**EXERCISE DETAILS**: Present every line in which the string "screenshot" appears.

**INPUT MATERIAL**:
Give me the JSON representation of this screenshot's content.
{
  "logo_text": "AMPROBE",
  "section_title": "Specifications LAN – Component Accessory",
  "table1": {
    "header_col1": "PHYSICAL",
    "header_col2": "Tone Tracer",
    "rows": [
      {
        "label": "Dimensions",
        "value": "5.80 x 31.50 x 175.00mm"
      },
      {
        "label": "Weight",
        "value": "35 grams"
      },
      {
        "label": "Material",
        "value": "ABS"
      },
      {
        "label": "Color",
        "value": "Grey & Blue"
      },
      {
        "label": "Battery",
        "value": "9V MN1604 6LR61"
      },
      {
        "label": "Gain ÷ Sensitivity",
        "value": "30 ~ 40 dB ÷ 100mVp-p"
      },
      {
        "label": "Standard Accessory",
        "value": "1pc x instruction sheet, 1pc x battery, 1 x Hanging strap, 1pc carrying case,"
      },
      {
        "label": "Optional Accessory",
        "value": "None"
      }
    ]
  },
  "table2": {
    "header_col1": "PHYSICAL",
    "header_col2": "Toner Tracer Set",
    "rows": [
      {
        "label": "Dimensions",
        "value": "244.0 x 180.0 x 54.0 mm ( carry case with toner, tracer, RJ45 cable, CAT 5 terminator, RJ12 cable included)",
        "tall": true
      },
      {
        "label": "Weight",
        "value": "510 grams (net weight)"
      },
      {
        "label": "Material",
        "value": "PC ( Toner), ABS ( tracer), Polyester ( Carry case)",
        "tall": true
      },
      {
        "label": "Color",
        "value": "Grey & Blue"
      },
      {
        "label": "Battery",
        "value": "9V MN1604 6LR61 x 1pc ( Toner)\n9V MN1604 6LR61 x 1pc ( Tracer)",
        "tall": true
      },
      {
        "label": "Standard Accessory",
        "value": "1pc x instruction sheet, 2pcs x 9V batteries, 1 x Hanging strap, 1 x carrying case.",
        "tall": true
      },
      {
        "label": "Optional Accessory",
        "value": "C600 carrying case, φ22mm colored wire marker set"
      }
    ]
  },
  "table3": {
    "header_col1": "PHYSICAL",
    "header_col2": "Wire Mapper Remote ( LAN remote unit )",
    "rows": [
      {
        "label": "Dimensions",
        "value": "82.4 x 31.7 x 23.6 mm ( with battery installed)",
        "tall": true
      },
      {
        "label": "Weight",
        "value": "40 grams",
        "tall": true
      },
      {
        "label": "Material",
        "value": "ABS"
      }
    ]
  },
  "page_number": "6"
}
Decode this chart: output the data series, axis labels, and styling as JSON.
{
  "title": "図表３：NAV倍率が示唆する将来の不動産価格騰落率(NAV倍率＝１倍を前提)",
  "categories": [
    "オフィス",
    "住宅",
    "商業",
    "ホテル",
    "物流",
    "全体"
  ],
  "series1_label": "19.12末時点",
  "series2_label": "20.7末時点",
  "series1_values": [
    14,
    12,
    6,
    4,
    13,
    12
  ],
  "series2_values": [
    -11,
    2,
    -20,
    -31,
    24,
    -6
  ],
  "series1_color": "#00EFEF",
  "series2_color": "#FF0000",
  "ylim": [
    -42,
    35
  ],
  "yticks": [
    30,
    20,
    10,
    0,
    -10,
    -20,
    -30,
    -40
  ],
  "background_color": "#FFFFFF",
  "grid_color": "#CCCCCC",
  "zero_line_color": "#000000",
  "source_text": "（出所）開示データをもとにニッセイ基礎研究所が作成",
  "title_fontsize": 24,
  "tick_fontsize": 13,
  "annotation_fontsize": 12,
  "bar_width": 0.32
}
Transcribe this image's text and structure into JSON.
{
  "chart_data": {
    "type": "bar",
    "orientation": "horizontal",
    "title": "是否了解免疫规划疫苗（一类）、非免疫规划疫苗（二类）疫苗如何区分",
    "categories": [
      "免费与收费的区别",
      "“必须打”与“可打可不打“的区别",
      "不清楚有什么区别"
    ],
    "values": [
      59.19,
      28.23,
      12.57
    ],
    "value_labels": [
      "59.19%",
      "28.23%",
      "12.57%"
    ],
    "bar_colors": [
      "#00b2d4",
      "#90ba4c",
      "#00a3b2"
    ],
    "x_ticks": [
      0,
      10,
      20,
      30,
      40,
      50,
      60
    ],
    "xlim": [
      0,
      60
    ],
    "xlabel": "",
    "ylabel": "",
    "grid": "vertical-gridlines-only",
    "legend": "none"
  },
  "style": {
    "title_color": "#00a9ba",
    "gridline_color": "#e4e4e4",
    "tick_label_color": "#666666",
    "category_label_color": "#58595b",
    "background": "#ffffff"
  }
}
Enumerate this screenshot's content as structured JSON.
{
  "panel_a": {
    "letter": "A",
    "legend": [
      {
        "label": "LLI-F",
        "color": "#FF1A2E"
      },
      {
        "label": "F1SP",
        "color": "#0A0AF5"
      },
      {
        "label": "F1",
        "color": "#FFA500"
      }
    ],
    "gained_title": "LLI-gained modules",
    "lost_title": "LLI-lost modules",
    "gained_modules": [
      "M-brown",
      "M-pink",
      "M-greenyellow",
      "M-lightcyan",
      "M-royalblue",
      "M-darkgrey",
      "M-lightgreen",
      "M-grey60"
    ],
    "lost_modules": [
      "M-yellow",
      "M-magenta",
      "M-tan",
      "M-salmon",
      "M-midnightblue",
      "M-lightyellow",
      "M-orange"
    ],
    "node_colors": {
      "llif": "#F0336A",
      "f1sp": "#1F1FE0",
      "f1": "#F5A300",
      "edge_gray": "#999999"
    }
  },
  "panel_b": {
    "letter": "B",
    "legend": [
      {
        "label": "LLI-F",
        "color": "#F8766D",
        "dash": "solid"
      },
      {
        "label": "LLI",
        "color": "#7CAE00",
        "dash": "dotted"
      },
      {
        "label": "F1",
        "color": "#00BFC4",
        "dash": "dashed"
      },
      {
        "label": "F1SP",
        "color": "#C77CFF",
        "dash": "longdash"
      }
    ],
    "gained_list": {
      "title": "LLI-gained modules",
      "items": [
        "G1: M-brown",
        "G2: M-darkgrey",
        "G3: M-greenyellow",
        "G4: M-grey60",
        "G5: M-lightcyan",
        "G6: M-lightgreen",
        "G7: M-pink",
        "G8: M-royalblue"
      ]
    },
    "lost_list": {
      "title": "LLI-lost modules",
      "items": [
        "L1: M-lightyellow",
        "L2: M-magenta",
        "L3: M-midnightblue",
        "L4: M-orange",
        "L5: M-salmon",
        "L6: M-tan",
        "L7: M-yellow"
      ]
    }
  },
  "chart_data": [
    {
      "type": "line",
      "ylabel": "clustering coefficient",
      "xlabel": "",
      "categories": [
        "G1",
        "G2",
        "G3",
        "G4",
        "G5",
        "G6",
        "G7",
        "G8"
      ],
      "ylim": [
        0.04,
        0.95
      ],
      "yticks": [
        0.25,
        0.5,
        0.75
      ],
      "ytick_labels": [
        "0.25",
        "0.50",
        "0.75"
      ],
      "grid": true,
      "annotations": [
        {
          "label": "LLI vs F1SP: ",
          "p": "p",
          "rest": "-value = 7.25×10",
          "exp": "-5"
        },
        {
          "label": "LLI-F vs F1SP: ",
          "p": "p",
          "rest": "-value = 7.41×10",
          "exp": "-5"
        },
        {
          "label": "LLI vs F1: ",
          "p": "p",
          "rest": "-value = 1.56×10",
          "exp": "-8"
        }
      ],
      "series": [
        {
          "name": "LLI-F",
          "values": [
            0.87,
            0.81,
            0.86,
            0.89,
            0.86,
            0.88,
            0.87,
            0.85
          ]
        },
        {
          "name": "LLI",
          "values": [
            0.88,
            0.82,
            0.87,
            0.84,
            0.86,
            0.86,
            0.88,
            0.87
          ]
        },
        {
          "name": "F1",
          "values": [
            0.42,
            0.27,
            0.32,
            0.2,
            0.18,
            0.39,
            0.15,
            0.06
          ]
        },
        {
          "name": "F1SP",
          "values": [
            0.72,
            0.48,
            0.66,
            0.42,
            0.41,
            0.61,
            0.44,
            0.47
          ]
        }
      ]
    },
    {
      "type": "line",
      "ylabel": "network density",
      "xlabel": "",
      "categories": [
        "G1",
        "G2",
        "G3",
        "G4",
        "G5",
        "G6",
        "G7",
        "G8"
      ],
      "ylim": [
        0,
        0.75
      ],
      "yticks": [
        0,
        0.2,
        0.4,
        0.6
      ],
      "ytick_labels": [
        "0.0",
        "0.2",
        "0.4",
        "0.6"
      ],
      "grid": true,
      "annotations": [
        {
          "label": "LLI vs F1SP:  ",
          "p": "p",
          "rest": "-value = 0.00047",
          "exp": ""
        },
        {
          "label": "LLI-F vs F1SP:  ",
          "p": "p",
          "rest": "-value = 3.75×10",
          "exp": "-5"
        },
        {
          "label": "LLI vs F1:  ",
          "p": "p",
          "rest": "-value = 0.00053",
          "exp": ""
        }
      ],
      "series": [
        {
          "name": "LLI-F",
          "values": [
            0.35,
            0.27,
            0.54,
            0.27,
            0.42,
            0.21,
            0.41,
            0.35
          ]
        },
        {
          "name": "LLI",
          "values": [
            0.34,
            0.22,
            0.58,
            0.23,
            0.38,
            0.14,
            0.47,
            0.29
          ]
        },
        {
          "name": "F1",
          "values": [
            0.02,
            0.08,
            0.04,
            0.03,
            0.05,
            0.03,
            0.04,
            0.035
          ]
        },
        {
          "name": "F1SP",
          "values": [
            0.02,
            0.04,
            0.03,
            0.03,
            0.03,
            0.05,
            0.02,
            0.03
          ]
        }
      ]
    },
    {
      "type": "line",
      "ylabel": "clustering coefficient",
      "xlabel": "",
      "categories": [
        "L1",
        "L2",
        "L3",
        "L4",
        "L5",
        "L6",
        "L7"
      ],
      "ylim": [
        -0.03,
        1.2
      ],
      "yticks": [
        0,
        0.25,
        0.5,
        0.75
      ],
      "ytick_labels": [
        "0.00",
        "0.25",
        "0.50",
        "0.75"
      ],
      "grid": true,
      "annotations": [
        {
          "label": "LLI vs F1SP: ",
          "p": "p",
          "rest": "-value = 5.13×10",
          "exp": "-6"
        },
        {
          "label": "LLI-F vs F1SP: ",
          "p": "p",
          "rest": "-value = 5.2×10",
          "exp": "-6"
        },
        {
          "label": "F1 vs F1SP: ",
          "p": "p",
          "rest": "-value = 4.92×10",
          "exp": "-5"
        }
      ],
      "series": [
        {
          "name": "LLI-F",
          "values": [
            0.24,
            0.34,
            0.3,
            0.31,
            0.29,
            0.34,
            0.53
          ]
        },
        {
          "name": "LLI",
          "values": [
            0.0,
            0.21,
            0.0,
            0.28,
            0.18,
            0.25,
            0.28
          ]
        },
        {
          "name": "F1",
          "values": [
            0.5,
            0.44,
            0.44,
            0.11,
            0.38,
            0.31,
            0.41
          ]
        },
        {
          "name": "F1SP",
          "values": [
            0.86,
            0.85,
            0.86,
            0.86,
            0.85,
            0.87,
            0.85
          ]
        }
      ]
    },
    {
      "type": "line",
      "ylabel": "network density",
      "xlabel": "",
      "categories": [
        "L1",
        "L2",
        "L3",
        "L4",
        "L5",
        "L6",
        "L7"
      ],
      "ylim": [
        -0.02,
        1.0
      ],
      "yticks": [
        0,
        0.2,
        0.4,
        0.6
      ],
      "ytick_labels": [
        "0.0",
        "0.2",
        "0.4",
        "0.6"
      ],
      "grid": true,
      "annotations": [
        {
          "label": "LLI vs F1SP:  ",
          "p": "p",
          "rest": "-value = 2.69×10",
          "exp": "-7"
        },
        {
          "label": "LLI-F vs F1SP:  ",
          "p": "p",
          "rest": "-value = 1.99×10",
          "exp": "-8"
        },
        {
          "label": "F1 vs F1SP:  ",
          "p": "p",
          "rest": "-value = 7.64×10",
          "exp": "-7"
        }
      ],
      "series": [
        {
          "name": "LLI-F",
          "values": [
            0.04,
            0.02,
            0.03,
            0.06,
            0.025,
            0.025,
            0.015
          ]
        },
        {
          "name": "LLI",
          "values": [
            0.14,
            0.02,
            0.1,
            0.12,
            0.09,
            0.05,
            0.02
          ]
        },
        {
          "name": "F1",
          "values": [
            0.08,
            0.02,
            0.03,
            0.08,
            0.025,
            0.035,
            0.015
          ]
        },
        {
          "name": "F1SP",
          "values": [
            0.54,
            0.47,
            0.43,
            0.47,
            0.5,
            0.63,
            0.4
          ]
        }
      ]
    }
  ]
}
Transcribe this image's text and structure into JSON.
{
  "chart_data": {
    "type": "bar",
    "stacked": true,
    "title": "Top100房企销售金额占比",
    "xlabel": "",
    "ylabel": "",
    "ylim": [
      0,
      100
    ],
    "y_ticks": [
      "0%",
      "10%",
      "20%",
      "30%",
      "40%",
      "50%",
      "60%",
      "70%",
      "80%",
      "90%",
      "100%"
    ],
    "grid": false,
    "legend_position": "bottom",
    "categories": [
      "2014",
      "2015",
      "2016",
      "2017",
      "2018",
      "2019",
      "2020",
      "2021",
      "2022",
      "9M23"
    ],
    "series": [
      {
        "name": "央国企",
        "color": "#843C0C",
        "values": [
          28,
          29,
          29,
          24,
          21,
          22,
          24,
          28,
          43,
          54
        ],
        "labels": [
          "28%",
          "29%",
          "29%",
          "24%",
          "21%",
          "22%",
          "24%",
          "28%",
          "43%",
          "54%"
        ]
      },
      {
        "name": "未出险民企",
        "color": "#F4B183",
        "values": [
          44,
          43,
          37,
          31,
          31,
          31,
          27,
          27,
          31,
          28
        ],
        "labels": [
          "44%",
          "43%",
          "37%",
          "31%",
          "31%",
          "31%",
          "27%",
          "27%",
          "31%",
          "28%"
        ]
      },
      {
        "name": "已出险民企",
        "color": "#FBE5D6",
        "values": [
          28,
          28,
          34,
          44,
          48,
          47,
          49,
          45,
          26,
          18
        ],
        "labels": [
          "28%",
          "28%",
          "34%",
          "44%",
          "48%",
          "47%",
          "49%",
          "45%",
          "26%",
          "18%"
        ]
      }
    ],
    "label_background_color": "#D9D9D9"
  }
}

**SOLUTION FOR THIS TASK**:
Give me the JSON representation of this screenshot's content.
Enumerate this screenshot's content as structured JSON.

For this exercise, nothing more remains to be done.